[Figure record listings]
★ ★ ★ ★

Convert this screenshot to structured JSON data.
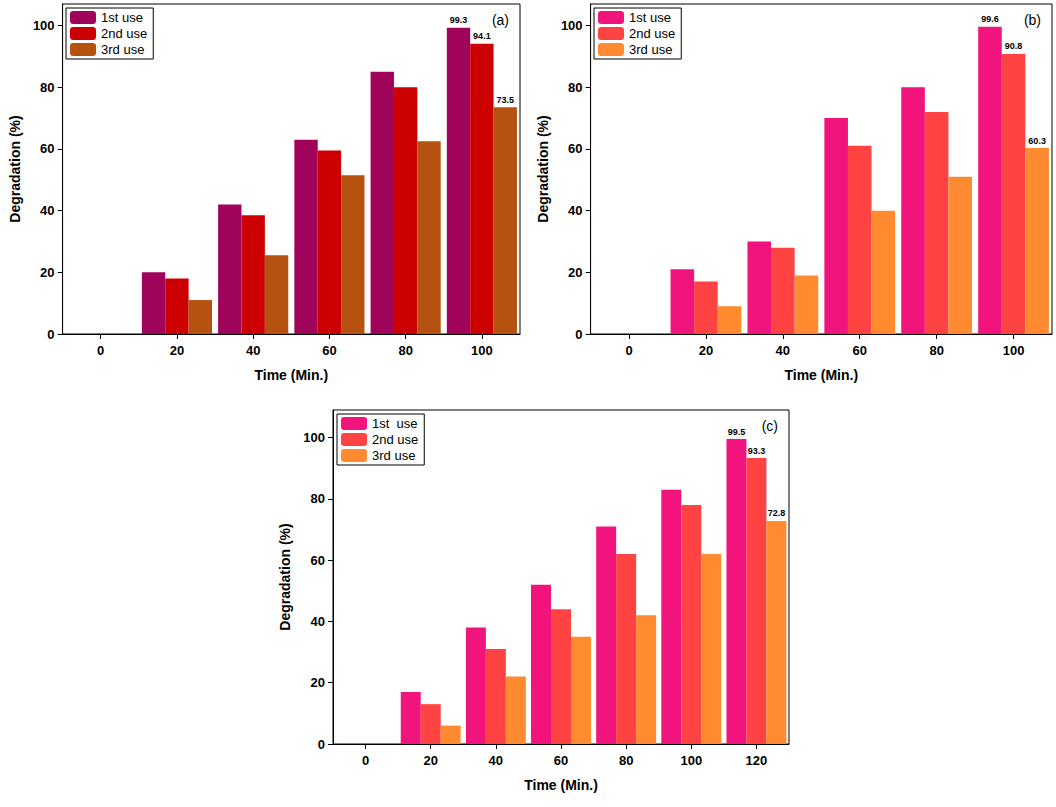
{
  "chart_data": [
    {
      "type": "bar",
      "title": "(a)",
      "x_label": "Time (Min.)",
      "y_label": "Degradation (%)",
      "categories": [
        "0",
        "20",
        "40",
        "60",
        "80",
        "100"
      ],
      "series": [
        {
          "name": "1st use",
          "color": "#a0045a",
          "values": [
            0,
            20,
            42,
            63,
            85,
            99.3
          ],
          "value_labels": [
            null,
            null,
            null,
            null,
            null,
            "99.3"
          ]
        },
        {
          "name": "2nd use",
          "color": "#cc0000",
          "values": [
            0,
            18,
            38.5,
            59.5,
            80,
            94.1
          ],
          "value_labels": [
            null,
            null,
            null,
            null,
            null,
            "94.1"
          ]
        },
        {
          "name": "3rd use",
          "color": "#b5520f",
          "values": [
            0,
            11,
            25.5,
            51.5,
            62.5,
            73.5
          ],
          "value_labels": [
            null,
            null,
            null,
            null,
            null,
            "73.5"
          ]
        }
      ],
      "ylim": [
        0,
        107
      ],
      "yticks": [
        0,
        20,
        40,
        60,
        80,
        100
      ],
      "grid": false,
      "legend": "upper left",
      "data_labels": true
    },
    {
      "type": "bar",
      "title": "(b)",
      "x_label": "Time (Min.)",
      "y_label": "Degradation (%)",
      "categories": [
        "0",
        "20",
        "40",
        "60",
        "80",
        "100"
      ],
      "series": [
        {
          "name": "1st use",
          "color": "#f0147c",
          "values": [
            0,
            21,
            30,
            70,
            80,
            99.6
          ],
          "value_labels": [
            null,
            null,
            null,
            null,
            null,
            "99.6"
          ]
        },
        {
          "name": "2nd use",
          "color": "#ff4242",
          "values": [
            0,
            17,
            28,
            61,
            72,
            90.8
          ],
          "value_labels": [
            null,
            null,
            null,
            null,
            null,
            "90.8"
          ]
        },
        {
          "name": "3rd use",
          "color": "#ff8a30",
          "values": [
            0,
            9,
            19,
            40,
            51,
            60.3
          ],
          "value_labels": [
            null,
            null,
            null,
            null,
            null,
            "60.3"
          ]
        }
      ],
      "ylim": [
        0,
        107
      ],
      "yticks": [
        0,
        20,
        40,
        60,
        80,
        100
      ],
      "grid": false,
      "legend": "upper left",
      "data_labels": true
    },
    {
      "type": "bar",
      "title": "(c)",
      "x_label": "Time (Min.)",
      "y_label": "Degradation (%)",
      "categories": [
        "0",
        "20",
        "40",
        "60",
        "80",
        "100",
        "120"
      ],
      "series": [
        {
          "name": "1st  use",
          "color": "#f0147c",
          "values": [
            0,
            17,
            38,
            52,
            71,
            83,
            99.5
          ],
          "value_labels": [
            null,
            null,
            null,
            null,
            null,
            null,
            "99.5"
          ]
        },
        {
          "name": "2nd use",
          "color": "#ff4242",
          "values": [
            0,
            13,
            31,
            44,
            62,
            78,
            93.3
          ],
          "value_labels": [
            null,
            null,
            null,
            null,
            null,
            null,
            "93.3"
          ]
        },
        {
          "name": "3rd use",
          "color": "#ff8a30",
          "values": [
            0,
            6,
            22,
            35,
            42,
            62,
            72.8
          ],
          "value_labels": [
            null,
            null,
            null,
            null,
            null,
            null,
            "72.8"
          ]
        }
      ],
      "ylim": [
        0,
        109
      ],
      "yticks": [
        0,
        20,
        40,
        60,
        80,
        100
      ],
      "grid": false,
      "legend": "upper left",
      "data_labels": true
    }
  ]
}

★ ★ ★ ★

→ EXERCISE PROMPT: Except for the pictures, copy every line of the records above exactly.

→ REPLY:
Convert this screenshot to structured JSON data.
{
  "chart_data": [
    {
      "type": "bar",
      "title": "(a)",
      "x_label": "Time (Min.)",
      "y_label": "Degradation (%)",
      "categories": [
        "0",
        "20",
        "40",
        "60",
        "80",
        "100"
      ],
      "series": [
        {
          "name": "1st use",
          "color": "#a0045a",
          "values": [
            0,
            20,
            42,
            63,
            85,
            99.3
          ],
          "value_labels": [
            null,
            null,
            null,
            null,
            null,
            "99.3"
          ]
        },
        {
          "name": "2nd use",
          "color": "#cc0000",
          "values": [
            0,
            18,
            38.5,
            59.5,
            80,
            94.1
          ],
          "value_labels": [
            null,
            null,
            null,
            null,
            null,
            "94.1"
          ]
        },
        {
          "name": "3rd use",
          "color": "#b5520f",
          "values": [
            0,
            11,
            25.5,
            51.5,
            62.5,
            73.5
          ],
          "value_labels": [
            null,
            null,
            null,
            null,
            null,
            "73.5"
          ]
        }
      ],
      "ylim": [
        0,
        107
      ],
      "yticks": [
        0,
        20,
        40,
        60,
        80,
        100
      ],
      "grid": false,
      "legend": "upper left",
      "data_labels": true
    },
    {
      "type": "bar",
      "title": "(b)",
      "x_label": "Time (Min.)",
      "y_label": "Degradation (%)",
      "categories": [
        "0",
        "20",
        "40",
        "60",
        "80",
        "100"
      ],
      "series": [
        {
          "name": "1st use",
          "color": "#f0147c",
          "values": [
            0,
            21,
            30,
            70,
            80,
            99.6
          ],
          "value_labels": [
            null,
            null,
            null,
            null,
            null,
            "99.6"
          ]
        },
        {
          "name": "2nd use",
          "color": "#ff4242",
          "values": [
            0,
            17,
            28,
            61,
            72,
            90.8
          ],
          "value_labels": [
            null,
            null,
            null,
            null,
            null,
            "90.8"
          ]
        },
        {
          "name": "3rd use",
          "color": "#ff8a30",
          "values": [
            0,
            9,
            19,
            40,
            51,
            60.3
          ],
          "value_labels": [
            null,
            null,
            null,
            null,
            null,
            "60.3"
          ]
        }
      ],
      "ylim": [
        0,
        107
      ],
      "yticks": [
        0,
        20,
        40,
        60,
        80,
        100
      ],
      "grid": false,
      "legend": "upper left",
      "data_labels": true
    },
    {
      "type": "bar",
      "title": "(c)",
      "x_label": "Time (Min.)",
      "y_label": "Degradation (%)",
      "categories": [
        "0",
        "20",
        "40",
        "60",
        "80",
        "100",
        "120"
      ],
      "series": [
        {
          "name": "1st  use",
          "color": "#f0147c",
          "values": [
            0,
            17,
            38,
            52,
            71,
            83,
            99.5
          ],
          "value_labels": [
            null,
            null,
            null,
            null,
            null,
            null,
            "99.5"
          ]
        },
        {
          "name": "2nd use",
          "color": "#ff4242",
          "values": [
            0,
            13,
            31,
            44,
            62,
            78,
            93.3
          ],
          "value_labels": [
            null,
            null,
            null,
            null,
            null,
            null,
            "93.3"
          ]
        },
        {
          "name": "3rd use",
          "color": "#ff8a30",
          "values": [
            0,
            6,
            22,
            35,
            42,
            62,
            72.8
          ],
          "value_labels": [
            null,
            null,
            null,
            null,
            null,
            null,
            "72.8"
          ]
        }
      ],
      "ylim": [
        0,
        109
      ],
      "yticks": [
        0,
        20,
        40,
        60,
        80,
        100
      ],
      "grid": false,
      "legend": "upper left",
      "data_labels": true
    }
  ]
}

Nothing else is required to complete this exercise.